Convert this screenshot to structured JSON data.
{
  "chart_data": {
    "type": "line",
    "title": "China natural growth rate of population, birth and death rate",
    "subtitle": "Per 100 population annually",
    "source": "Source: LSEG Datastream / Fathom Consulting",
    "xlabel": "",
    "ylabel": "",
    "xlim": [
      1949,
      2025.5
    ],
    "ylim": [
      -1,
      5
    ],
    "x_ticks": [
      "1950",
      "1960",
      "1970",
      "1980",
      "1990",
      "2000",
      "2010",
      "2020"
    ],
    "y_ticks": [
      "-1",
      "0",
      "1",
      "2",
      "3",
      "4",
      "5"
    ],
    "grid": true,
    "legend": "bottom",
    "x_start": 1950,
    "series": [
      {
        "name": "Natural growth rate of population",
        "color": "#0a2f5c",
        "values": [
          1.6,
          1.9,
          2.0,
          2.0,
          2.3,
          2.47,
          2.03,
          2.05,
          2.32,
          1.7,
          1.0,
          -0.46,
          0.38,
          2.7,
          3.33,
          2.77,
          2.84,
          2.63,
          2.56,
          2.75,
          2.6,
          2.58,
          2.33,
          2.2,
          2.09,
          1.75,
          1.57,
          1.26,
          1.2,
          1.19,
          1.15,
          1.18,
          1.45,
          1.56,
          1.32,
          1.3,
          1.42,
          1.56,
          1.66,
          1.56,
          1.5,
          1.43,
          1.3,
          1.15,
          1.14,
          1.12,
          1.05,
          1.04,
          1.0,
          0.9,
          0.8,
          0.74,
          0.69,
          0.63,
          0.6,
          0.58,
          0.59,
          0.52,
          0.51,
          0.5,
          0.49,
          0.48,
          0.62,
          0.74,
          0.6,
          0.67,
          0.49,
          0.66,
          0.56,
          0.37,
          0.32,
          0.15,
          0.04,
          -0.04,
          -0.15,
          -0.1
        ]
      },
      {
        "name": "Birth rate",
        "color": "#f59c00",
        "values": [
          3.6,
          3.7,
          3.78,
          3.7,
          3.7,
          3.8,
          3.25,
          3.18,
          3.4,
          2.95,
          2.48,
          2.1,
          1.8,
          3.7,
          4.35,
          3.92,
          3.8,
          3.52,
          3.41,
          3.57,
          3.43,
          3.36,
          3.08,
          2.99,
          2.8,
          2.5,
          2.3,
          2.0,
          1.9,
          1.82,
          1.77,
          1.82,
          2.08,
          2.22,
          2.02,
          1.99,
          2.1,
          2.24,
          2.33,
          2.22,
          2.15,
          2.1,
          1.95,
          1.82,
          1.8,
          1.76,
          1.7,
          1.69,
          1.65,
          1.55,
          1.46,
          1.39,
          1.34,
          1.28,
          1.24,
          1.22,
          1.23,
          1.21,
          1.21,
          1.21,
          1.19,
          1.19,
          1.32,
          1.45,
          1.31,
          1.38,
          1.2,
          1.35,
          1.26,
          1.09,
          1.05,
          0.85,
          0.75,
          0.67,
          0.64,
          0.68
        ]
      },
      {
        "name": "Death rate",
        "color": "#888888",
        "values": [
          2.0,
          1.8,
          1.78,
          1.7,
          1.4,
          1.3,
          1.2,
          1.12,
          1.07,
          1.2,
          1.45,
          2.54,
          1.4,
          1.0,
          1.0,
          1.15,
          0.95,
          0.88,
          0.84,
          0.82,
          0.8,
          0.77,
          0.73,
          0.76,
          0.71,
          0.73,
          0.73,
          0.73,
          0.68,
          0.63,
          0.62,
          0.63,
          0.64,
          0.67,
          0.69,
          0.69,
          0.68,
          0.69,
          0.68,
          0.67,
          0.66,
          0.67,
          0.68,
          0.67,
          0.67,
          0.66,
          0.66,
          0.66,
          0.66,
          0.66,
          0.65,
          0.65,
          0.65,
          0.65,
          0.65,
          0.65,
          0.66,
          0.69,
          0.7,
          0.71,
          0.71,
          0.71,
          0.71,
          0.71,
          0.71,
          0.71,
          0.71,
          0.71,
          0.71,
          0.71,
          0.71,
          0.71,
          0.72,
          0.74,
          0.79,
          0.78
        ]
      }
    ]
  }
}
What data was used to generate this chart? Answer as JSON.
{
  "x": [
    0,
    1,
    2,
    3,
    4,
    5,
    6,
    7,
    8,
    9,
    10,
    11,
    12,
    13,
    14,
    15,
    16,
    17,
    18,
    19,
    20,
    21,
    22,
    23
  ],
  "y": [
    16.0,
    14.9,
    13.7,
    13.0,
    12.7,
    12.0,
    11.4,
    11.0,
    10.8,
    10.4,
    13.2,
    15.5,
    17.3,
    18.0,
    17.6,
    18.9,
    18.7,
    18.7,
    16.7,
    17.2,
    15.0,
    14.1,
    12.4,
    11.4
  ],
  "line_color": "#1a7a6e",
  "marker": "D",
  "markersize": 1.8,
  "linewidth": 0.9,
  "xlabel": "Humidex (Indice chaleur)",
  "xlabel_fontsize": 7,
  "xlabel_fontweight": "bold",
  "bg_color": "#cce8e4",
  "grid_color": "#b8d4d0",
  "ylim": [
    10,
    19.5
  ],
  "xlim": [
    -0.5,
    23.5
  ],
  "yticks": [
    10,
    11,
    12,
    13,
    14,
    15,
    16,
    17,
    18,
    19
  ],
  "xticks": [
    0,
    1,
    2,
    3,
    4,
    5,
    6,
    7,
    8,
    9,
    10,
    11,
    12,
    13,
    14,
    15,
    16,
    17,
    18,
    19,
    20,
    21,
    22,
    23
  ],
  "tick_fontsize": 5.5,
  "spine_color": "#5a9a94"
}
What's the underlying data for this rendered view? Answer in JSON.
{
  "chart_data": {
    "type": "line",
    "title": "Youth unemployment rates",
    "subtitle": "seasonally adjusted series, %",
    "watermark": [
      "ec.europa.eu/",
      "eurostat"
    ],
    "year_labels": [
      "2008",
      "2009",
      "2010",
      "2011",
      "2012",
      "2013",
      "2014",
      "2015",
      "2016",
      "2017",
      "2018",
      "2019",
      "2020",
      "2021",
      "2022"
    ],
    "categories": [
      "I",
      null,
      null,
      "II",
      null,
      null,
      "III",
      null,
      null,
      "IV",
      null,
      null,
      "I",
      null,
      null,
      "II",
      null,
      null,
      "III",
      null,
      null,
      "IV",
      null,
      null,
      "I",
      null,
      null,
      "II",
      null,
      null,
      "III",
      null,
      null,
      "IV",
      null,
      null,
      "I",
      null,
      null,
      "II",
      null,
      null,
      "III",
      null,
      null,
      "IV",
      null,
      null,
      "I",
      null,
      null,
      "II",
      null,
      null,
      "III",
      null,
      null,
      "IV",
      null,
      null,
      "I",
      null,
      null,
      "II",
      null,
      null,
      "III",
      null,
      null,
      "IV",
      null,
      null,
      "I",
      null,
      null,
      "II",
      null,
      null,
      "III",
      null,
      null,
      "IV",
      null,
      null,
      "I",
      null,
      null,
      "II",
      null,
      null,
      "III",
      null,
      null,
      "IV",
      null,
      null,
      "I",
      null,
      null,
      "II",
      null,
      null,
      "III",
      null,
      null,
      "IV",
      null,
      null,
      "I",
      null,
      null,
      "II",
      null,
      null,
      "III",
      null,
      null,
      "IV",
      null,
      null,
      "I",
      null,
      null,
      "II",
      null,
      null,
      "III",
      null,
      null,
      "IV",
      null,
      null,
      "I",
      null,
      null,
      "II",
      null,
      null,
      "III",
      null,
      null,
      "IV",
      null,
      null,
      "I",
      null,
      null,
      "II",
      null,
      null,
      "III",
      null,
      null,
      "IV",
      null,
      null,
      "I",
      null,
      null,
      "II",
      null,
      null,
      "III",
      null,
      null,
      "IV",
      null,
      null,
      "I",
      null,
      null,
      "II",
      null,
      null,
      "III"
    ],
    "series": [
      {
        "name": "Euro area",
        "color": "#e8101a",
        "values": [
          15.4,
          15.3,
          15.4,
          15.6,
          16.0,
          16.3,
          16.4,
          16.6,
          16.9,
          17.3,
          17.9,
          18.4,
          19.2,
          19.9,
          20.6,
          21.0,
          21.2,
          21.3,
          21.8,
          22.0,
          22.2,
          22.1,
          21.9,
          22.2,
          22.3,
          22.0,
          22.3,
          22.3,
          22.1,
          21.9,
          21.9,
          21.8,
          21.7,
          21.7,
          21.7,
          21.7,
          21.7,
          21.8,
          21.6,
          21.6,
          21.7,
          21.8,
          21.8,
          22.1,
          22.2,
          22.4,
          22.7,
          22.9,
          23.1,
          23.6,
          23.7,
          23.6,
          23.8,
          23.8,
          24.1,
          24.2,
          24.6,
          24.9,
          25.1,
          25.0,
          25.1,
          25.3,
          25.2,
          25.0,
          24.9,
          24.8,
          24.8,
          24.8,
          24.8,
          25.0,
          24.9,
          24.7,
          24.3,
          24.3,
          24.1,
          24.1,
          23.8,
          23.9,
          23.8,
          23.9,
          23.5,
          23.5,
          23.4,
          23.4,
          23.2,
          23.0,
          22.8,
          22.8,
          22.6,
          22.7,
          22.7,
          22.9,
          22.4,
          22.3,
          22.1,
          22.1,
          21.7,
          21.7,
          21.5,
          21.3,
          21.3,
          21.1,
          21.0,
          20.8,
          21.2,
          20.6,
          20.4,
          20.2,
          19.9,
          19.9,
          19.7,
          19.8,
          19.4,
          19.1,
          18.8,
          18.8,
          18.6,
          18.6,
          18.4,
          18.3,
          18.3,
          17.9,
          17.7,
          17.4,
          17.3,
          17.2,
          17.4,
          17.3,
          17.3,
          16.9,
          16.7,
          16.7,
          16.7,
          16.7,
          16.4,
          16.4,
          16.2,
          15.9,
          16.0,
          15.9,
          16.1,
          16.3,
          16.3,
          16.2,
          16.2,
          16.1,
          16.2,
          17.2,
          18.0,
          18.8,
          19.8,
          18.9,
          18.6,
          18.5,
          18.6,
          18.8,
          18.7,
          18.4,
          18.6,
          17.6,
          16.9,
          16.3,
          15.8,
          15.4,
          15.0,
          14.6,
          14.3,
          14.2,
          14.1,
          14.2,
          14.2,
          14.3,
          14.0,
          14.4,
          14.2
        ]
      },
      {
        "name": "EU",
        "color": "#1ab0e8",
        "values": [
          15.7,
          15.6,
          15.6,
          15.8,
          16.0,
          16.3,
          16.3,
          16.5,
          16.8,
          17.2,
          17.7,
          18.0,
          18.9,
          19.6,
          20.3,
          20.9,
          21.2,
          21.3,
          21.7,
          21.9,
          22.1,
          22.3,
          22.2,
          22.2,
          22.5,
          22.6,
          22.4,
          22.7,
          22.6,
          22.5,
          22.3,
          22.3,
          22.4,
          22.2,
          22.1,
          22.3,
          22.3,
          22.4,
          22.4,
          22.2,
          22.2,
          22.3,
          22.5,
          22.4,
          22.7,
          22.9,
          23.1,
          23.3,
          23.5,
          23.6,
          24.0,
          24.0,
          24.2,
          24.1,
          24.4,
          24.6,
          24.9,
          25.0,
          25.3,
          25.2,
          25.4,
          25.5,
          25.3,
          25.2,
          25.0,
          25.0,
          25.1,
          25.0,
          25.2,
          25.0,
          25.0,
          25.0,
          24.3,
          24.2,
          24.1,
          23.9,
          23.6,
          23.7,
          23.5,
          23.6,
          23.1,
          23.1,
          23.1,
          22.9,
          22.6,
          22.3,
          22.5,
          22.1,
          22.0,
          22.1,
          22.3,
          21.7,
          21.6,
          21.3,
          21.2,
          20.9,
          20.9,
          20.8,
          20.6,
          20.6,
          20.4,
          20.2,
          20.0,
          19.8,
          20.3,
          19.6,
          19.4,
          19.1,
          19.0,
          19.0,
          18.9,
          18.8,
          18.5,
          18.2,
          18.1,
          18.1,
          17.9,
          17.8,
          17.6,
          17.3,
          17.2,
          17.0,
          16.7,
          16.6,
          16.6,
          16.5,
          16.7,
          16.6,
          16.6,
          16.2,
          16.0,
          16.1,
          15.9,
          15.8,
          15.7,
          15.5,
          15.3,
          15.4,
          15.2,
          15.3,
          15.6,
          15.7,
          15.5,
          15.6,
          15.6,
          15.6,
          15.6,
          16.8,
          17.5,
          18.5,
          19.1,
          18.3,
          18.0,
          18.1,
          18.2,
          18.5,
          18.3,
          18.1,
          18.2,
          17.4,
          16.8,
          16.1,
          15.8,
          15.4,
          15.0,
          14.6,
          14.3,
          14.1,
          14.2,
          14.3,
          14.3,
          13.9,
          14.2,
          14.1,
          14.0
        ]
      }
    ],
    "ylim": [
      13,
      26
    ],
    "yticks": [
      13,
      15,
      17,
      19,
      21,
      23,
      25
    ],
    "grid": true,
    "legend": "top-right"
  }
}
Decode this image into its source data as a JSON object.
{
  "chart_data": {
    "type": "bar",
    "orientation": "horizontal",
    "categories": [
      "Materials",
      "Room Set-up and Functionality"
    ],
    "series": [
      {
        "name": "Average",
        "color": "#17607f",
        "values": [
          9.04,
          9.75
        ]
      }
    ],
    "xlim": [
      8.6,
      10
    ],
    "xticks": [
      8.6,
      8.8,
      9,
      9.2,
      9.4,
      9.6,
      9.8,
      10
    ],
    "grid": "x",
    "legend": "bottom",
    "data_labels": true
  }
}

Aim of the exercise — Where a line of the data holds "JSON", show that line.

Solution to this task —
Convert this screenshot to structured JSON data.
What data was used to generate this chart? Answer as JSON.
What's the underlying data for this rendered view? Answer in JSON.
Decode this image into its source data as a JSON object.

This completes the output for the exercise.